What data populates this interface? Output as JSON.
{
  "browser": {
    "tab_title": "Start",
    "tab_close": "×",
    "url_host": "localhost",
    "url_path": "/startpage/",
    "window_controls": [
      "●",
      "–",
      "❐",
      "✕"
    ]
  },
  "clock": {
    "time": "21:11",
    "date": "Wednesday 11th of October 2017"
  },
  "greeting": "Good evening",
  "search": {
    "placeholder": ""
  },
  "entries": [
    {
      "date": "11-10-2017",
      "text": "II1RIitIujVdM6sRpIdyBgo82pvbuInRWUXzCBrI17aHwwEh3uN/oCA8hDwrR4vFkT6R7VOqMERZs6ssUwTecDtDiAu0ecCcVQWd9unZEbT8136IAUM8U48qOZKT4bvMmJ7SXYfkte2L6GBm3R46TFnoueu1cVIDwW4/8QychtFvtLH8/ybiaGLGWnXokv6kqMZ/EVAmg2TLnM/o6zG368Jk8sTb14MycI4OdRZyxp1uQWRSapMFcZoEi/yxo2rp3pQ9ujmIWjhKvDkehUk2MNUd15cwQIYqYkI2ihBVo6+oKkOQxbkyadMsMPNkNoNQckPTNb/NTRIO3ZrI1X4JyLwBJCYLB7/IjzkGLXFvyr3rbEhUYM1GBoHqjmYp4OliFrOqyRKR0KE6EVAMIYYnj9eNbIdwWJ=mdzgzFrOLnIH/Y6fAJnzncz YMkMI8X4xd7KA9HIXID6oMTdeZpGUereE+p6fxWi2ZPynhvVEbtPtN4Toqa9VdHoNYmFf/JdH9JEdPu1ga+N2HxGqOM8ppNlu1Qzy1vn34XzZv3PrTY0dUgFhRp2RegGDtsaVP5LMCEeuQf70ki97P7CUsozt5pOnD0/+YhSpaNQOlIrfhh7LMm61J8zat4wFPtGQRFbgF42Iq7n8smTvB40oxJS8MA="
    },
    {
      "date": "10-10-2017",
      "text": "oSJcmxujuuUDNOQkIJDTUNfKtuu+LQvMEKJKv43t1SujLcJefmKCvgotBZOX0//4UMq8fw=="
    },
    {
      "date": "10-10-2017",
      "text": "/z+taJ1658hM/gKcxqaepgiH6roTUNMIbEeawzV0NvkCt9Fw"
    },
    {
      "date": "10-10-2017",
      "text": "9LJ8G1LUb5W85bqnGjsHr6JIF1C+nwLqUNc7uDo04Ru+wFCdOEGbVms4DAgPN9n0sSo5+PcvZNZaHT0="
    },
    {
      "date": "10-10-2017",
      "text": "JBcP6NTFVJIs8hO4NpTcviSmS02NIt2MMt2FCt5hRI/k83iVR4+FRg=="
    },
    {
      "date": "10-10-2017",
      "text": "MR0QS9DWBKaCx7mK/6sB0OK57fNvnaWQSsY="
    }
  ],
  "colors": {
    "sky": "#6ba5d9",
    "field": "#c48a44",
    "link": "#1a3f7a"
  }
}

_ _ _

INSTRUCTIONS TO FOLLOW:
List all lines holding the string "text".

THE COMPLETED TASK:
      "text": "II1RIitIujVdM6sRpIdyBgo82pvbuInRWUXzCBrI17aHwwEh3uN/oCA8hDwrR4vFkT6R7VOqMERZs6ssUwTecDtDiAu0ecCcVQWd9unZEbT8136IAUM8U48qOZKT4bvMmJ7SXYfkte2L6GBm3R46TFnoueu1cVIDwW4/8QychtFvtLH8/ybiaGLGWnXokv6kqMZ/EVAmg2TLnM/o6zG368Jk8sTb14MycI4OdRZyxp1uQWRSapMFcZoEi/yxo2rp3pQ9ujmIWjhKvDkehUk2MNUd15cwQIYqYkI2ihBVo6+oKkOQxbkyadMsMPNkNoNQckPTNb/NTRIO3ZrI1X4JyLwBJCYLB7/IjzkGLXFvyr3rbEhUYM1GBoHqjmYp4OliFrOqyRKR0KE6EVAMIYYnj9eNbIdwWJ=mdzgzFrOLnIH/Y6fAJnzncz YMkMI8X4xd7KA9HIXID6oMTdeZpGUereE+p6fxWi2ZPynhvVEbtPtN4Toqa9VdHoNYmFf/JdH9JEdPu1ga+N2HxGqOM8ppNlu1Qzy1vn34XzZv3PrTY0dUgFhRp2RegGDtsaVP5LMCEeuQf70ki97P7CUsozt5pOnD0/+YhSpaNQOlIrfhh7LMm61J8zat4wFPtGQRFbgF42Iq7n8smTvB40oxJS8MA="
      "text": "oSJcmxujuuUDNOQkIJDTUNfKtuu+LQvMEKJKv43t1SujLcJefmKCvgotBZOX0//4UMq8fw=="
      "text": "/z+taJ1658hM/gKcxqaepgiH6roTUNMIbEeawzV0NvkCt9Fw"
      "text": "9LJ8G1LUb5W85bqnGjsHr6JIF1C+nwLqUNc7uDo04Ru+wFCdOEGbVms4DAgPN9n0sSo5+PcvZNZaHT0="
      "text": "JBcP6NTFVJIs8hO4NpTcviSmS02NIt2MMt2FCt5hRI/k83iVR4+FRg=="
      "text": "MR0QS9DWBKaCx7mK/6sB0OK57fNvnaWQSsY="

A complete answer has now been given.